__What you will do__: Repeat, line for line, the entries printed below.

__Excerpted data__:
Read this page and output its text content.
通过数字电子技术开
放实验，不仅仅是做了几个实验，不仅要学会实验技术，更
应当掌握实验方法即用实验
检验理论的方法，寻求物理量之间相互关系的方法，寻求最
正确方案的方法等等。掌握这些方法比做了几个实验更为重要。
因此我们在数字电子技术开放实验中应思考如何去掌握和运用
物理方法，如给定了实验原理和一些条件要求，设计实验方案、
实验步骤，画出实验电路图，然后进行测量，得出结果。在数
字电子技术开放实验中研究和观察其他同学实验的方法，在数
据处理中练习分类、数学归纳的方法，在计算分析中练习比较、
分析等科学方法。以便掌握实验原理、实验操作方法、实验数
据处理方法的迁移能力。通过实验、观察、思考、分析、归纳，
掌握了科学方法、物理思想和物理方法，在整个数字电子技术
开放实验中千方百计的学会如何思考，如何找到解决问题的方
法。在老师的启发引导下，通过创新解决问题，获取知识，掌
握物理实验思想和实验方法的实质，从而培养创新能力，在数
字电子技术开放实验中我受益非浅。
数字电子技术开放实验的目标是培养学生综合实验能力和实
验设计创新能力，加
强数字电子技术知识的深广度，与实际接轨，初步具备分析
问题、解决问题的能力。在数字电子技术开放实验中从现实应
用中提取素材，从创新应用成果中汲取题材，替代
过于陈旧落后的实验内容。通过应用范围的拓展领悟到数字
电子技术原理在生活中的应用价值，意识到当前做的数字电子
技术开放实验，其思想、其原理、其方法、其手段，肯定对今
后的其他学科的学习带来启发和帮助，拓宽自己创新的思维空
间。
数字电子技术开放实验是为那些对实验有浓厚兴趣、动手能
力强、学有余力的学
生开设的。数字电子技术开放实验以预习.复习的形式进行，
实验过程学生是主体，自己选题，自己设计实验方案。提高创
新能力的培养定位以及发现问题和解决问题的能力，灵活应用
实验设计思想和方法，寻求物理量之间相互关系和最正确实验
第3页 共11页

__Completed exercise__:
Read this page and output its text content.
通过数字电子技术开
放实验，不仅仅是做了几个实验，不仅要学会实验技术，更
应当掌握实验方法即用实验
检验理论的方法，寻求物理量之间相互关系的方法，寻求最
正确方案的方法等等。掌握这些方法比做了几个实验更为重要。
因此我们在数字电子技术开放实验中应思考如何去掌握和运用
物理方法，如给定了实验原理和一些条件要求，设计实验方案、
实验步骤，画出实验电路图，然后进行测量，得出结果。在数
字电子技术开放实验中研究和观察其他同学实验的方法，在数
据处理中练习分类、数学归纳的方法，在计算分析中练习比较、
分析等科学方法。以便掌握实验原理、实验操作方法、实验数
据处理方法的迁移能力。通过实验、观察、思考、分析、归纳，
掌握了科学方法、物理思想和物理方法，在整个数字电子技术
开放实验中千方百计的学会如何思考，如何找到解决问题的方
法。在老师的启发引导下，通过创新解决问题，获取知识，掌
握物理实验思想和实验方法的实质，从而培养创新能力，在数
字电子技术开放实验中我受益非浅。
数字电子技术开放实验的目标是培养学生综合实验能力和实
验设计创新能力，加
强数字电子技术知识的深广度，与实际接轨，初步具备分析
问题、解决问题的能力。在数字电子技术开放实验中从现实应
用中提取素材，从创新应用成果中汲取题材，替代
过于陈旧落后的实验内容。通过应用范围的拓展领悟到数字
电子技术原理在生活中的应用价值，意识到当前做的数字电子
技术开放实验，其思想、其原理、其方法、其手段，肯定对今
后的其他学科的学习带来启发和帮助，拓宽自己创新的思维空
间。
数字电子技术开放实验是为那些对实验有浓厚兴趣、动手能
力强、学有余力的学
生开设的。数字电子技术开放实验以预习.复习的形式进行，
实验过程学生是主体，自己选题，自己设计实验方案。提高创
新能力的培养定位以及发现问题和解决问题的能力，灵活应用
实验设计思想和方法，寻求物理量之间相互关系和最正确实验
第3页 共11页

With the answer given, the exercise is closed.